• _Required work_: Whenever a line below holds the word "down", copy that line.

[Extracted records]
[start]
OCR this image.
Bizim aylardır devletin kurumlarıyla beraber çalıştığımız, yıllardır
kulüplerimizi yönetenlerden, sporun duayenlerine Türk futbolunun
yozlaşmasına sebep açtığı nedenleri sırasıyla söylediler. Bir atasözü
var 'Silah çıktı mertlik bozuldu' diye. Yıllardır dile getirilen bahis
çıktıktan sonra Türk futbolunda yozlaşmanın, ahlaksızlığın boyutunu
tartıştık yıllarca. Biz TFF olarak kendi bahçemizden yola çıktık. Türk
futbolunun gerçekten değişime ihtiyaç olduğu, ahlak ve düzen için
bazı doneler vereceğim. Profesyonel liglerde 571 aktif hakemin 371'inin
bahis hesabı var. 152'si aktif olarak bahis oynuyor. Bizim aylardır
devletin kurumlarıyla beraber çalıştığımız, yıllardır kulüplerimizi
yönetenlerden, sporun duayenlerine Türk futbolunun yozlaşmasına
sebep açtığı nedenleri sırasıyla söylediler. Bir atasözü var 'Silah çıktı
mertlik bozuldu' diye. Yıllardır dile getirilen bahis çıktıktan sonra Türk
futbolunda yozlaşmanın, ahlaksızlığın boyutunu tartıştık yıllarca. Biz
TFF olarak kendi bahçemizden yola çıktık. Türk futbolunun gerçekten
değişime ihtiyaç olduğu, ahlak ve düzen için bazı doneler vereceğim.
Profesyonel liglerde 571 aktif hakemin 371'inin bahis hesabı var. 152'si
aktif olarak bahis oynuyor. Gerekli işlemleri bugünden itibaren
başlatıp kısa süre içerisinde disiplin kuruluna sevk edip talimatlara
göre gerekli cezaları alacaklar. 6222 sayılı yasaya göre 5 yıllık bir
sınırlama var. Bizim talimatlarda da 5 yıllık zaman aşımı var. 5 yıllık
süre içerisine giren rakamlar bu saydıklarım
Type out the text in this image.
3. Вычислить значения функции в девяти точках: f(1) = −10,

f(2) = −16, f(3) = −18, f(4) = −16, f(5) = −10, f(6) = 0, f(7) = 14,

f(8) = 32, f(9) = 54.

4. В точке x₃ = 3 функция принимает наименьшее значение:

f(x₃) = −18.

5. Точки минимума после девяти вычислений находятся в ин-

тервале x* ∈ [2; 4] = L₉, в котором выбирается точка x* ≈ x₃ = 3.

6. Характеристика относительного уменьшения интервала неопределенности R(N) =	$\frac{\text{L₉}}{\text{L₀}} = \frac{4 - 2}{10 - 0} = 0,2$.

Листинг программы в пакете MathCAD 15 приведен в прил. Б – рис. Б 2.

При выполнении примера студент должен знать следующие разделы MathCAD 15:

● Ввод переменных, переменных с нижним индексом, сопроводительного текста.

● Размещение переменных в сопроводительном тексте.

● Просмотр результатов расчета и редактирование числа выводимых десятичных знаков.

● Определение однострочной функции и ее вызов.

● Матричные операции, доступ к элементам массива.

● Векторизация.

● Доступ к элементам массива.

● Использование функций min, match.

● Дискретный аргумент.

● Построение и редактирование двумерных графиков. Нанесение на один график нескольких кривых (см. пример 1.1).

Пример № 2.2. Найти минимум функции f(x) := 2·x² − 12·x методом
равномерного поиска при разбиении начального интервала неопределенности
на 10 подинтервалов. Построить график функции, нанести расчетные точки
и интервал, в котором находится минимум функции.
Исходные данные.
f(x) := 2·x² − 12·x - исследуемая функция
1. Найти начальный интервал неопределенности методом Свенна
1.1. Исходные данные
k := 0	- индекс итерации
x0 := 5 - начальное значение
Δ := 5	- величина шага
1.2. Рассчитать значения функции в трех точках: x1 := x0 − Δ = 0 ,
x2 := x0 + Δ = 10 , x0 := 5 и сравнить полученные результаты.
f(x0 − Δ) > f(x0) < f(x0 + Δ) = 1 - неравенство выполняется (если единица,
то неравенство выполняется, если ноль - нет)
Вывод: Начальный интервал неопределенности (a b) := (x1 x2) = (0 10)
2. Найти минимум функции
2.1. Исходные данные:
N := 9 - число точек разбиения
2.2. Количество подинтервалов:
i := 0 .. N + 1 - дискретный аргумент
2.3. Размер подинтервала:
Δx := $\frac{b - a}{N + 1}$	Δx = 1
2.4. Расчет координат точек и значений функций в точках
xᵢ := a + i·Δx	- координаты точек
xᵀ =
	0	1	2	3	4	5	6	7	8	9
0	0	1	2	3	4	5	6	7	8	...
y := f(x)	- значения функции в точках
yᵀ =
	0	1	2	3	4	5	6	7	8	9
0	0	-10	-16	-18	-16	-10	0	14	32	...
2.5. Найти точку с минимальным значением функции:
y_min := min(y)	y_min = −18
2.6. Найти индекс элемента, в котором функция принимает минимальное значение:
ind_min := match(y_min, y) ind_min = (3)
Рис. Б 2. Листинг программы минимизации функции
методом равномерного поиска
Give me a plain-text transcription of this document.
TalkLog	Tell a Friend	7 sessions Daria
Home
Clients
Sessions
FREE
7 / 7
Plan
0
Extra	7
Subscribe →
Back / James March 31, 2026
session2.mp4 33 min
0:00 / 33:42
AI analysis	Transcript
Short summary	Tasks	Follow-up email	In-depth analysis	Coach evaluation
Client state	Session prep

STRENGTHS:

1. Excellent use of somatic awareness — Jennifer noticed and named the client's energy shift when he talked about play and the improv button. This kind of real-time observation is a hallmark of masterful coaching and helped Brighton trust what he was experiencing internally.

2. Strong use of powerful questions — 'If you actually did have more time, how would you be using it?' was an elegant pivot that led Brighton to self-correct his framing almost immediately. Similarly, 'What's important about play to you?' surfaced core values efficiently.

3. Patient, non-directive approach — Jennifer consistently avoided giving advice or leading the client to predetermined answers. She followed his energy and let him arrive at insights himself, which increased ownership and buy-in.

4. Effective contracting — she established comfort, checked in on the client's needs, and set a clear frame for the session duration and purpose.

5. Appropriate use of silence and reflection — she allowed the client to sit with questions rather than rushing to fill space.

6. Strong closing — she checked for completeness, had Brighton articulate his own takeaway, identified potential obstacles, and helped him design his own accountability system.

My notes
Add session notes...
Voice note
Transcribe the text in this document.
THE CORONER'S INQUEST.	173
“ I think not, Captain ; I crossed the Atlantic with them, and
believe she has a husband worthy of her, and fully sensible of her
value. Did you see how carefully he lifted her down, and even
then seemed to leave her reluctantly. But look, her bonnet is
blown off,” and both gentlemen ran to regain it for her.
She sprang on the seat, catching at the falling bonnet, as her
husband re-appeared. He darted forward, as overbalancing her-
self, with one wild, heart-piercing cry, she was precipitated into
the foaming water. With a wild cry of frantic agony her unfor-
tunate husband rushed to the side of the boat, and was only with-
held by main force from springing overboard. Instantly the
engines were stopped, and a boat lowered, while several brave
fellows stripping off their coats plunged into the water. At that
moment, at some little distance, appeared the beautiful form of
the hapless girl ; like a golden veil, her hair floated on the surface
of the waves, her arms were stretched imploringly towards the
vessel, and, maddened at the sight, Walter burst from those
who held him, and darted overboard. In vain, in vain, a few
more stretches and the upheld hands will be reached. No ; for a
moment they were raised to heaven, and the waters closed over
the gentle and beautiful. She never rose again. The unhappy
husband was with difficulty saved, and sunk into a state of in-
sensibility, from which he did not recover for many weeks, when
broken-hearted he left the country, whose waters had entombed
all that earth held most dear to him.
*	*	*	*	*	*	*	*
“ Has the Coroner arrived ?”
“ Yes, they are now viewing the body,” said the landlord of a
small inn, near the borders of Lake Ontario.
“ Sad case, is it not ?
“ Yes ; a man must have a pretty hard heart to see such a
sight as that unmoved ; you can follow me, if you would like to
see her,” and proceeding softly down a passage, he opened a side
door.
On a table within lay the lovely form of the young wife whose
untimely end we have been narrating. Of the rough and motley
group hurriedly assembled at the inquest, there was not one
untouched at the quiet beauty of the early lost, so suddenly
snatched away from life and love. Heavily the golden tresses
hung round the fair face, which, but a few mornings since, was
[end]
• _Response to the exercise_:
value. Did you see how carefully he lifted her down, and even
see her,” and proceeding softly down a passage, he opened a side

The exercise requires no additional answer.